─── Rows

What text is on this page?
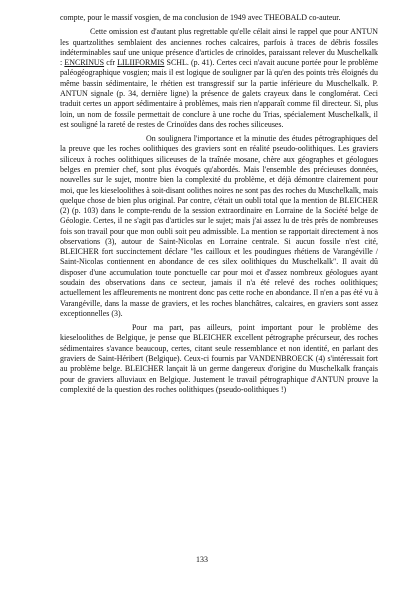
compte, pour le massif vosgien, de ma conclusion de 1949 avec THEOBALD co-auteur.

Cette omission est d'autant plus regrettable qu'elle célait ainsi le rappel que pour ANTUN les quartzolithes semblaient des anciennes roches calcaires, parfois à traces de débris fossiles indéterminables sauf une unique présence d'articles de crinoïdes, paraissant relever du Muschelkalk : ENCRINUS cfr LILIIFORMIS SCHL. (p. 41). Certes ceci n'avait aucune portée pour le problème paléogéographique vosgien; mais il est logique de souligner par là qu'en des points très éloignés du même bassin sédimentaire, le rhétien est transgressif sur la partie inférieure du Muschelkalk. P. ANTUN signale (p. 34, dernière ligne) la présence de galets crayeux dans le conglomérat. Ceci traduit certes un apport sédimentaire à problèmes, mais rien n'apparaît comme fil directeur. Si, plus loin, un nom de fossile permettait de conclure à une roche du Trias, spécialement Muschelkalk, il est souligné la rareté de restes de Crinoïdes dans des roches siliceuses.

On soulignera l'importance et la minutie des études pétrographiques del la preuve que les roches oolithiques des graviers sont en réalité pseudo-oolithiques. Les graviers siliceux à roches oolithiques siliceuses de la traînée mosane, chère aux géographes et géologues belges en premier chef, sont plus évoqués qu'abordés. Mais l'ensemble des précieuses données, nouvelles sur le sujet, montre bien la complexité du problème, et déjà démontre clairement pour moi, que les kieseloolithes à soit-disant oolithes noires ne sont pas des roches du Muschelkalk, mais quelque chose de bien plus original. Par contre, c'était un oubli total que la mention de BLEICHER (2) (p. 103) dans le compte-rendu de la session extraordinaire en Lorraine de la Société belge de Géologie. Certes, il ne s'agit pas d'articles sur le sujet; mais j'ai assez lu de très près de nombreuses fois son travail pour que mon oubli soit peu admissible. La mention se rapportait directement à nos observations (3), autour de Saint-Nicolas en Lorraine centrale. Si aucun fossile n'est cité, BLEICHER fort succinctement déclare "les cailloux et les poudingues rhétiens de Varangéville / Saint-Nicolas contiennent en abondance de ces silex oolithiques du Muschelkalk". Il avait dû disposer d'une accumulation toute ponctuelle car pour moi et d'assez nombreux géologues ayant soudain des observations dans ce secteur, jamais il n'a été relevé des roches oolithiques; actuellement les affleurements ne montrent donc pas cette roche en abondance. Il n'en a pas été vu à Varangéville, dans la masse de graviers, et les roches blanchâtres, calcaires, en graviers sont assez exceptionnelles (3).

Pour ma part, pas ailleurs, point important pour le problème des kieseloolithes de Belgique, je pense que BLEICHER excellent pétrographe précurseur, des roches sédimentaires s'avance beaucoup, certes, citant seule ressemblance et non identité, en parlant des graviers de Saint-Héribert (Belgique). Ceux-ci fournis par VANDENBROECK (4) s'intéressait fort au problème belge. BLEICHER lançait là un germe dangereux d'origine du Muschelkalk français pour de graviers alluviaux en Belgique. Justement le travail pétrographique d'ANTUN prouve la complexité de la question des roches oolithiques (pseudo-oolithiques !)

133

──────
─── Rows

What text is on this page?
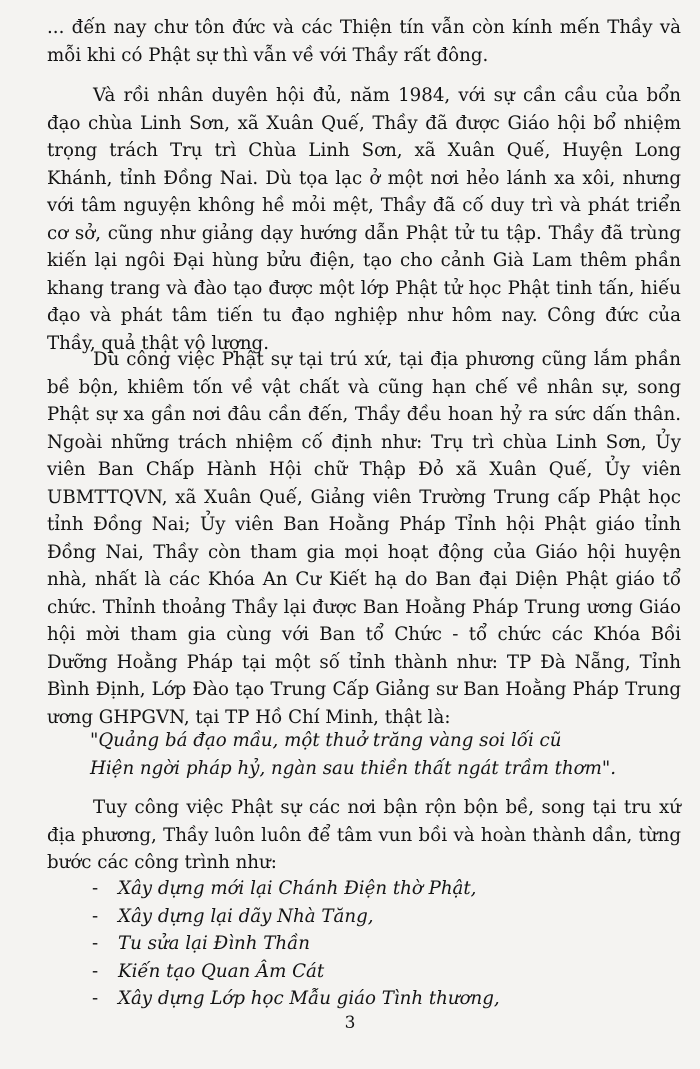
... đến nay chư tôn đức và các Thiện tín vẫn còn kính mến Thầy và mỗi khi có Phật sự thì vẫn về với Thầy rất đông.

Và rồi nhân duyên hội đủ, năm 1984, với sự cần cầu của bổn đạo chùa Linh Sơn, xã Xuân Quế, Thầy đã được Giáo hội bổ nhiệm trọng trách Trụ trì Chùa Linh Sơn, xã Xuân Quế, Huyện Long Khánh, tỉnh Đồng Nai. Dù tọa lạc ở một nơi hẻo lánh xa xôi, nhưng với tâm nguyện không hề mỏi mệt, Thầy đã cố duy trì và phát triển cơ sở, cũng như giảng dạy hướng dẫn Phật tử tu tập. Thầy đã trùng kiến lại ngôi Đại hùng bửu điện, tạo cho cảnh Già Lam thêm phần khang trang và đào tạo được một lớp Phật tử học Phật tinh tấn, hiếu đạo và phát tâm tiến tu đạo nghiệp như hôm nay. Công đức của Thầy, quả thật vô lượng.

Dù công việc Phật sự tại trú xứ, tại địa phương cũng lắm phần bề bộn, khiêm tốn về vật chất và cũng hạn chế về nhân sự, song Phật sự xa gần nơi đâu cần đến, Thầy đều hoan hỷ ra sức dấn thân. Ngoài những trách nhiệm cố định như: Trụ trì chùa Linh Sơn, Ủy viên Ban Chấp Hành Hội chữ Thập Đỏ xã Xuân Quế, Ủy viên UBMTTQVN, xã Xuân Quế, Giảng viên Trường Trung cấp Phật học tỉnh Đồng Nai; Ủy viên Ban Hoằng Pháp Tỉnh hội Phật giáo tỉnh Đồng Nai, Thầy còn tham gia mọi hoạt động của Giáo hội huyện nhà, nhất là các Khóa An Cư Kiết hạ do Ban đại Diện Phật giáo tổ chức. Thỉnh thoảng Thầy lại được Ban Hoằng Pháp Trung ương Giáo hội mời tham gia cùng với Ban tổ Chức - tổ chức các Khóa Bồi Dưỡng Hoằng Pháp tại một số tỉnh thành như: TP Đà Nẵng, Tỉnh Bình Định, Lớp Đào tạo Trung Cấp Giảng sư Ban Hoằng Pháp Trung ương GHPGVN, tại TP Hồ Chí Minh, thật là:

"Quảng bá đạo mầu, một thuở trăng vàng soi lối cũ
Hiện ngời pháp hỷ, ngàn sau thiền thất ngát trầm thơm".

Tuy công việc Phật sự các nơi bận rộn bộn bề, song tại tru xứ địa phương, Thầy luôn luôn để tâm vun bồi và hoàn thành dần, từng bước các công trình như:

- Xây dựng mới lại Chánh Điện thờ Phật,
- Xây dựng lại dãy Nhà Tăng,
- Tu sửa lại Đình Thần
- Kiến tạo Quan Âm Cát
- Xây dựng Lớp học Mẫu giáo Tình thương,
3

──────
─── Rows

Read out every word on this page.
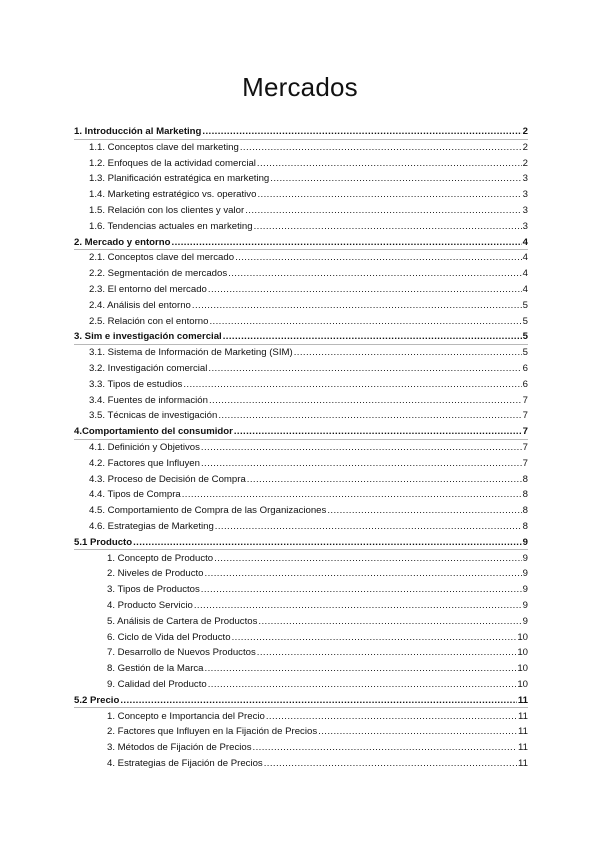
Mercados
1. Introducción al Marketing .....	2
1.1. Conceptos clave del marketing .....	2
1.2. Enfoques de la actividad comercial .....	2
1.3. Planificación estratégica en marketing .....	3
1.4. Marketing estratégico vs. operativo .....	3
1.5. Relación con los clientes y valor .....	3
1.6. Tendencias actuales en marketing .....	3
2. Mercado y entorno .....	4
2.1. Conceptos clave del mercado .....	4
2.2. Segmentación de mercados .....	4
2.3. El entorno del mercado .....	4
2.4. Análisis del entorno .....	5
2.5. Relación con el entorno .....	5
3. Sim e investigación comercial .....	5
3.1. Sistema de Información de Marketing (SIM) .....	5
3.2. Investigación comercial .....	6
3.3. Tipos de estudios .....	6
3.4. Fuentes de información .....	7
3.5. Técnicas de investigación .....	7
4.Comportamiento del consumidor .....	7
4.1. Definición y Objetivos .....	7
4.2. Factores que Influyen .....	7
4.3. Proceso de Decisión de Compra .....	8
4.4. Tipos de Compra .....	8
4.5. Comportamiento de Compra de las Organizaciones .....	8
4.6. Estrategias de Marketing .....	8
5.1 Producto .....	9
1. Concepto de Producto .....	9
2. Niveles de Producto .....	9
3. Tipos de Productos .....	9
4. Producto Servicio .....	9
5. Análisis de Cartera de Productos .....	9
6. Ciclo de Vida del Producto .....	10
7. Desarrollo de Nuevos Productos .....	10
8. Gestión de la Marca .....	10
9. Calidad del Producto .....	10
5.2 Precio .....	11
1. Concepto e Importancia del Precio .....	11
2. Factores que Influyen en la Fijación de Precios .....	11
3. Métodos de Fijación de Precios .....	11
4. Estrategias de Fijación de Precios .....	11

──────

Going through the records above, state how many lines carry "việc", with no other text.

Result of this exercise – 2